**Problem A**
Reproduce the part of the passage on biomedical light scattering spectroscopy that starts at "Biomedical light scattering spectroscopy has" and ends at "and Alzheimer's disease.".
**Problem B**
According to the passage on biomedical light scattering spectroscopy, where did the endoscopic polarized scanning biopsy guidance technique undergo its pilot clinical test?

Page extract START

Biomedical light scattering spectroscopy has become a major field in medical optics, as it enables non-invasive detection of disease; such as pre-cancer and early cancer in various human organs without the need for exogenous contrast agents. The technology has recently been applied to non-invasive detection of early precancerous changes in epithelial tissues and tissue characterization on the sub-cellular scale. A BIDMC OB/GYN research team originally described biomedical light scattering spectroscopy in 1998 andin 2000 and 2001 described the application of the technique to various organs. Current research involves the application of optics and spectroscopy for early detection of disease such as gastrointestinal and gynecological cancers, cell biology, prenatal diagnosis and Alzheimer's disease.
Dr. L. T. Perelman, who conceived of and developed biomedical light scattering spectroscopy, is Director of the Biomedical Imaging and Spectroscopy Laboratory in the Department of Obstetrics and Gynecology at BIDMC.
An Endoscopic Polarized Scanning Biopsy Guidance Technique
Using principles of polarized light scattering spectroscopy, Perelman's group developed an endoscopic polarized scanning biopsy guidance technique that underwent a pilot clinical test at the BIDMC Interventional Endoscopy Center. The technology was used to successfully guide esophageal biopsies in patients, detecting and mapping sites of invisible dysplasia missed by the current standard-of-care. This NIH-funded breakthrough accomplishment was described in Nature Medicine in 2010.

Page extract END
Dataset START

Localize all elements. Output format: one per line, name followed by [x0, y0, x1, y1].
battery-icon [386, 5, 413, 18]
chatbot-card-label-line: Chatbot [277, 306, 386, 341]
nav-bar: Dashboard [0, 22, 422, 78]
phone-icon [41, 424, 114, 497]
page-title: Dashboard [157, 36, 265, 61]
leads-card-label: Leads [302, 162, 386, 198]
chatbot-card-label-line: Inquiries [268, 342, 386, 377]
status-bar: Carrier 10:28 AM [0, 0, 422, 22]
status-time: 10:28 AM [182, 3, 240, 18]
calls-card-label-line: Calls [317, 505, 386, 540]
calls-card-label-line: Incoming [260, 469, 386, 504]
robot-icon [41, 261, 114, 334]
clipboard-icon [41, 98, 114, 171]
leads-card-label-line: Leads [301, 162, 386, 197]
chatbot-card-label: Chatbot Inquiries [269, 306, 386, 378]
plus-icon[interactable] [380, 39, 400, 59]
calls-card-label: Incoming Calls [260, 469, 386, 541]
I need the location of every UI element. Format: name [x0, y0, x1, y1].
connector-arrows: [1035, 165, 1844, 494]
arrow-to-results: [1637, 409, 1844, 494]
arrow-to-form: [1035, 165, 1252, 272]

Dataset END

**Exercise answer A**
Biomedical light scattering spectroscopy has become a major field in medical optics, as it enables non-invasive detection of disease; such as pre-cancer and early cancer in various human organs without the need for exogenous contrast agents. The technology has recently been applied to non-invasive detection of early precancerous changes in epithelial tissues and tissue characterization on the sub-cellular scale. A BIDMC OB/GYN research team originally described biomedical light scattering spectroscopy in 1998 andin 2000 and 2001 described the application of the technique to various organs. Current research involves the application of optics and spectroscopy for early detection of disease such as gastrointestinal and gynecological cancers, cell biology, prenatal diagnosis and Alzheimer's disease.

**Exercise answer B**
At the BIDMC Interventional Endoscopy Center.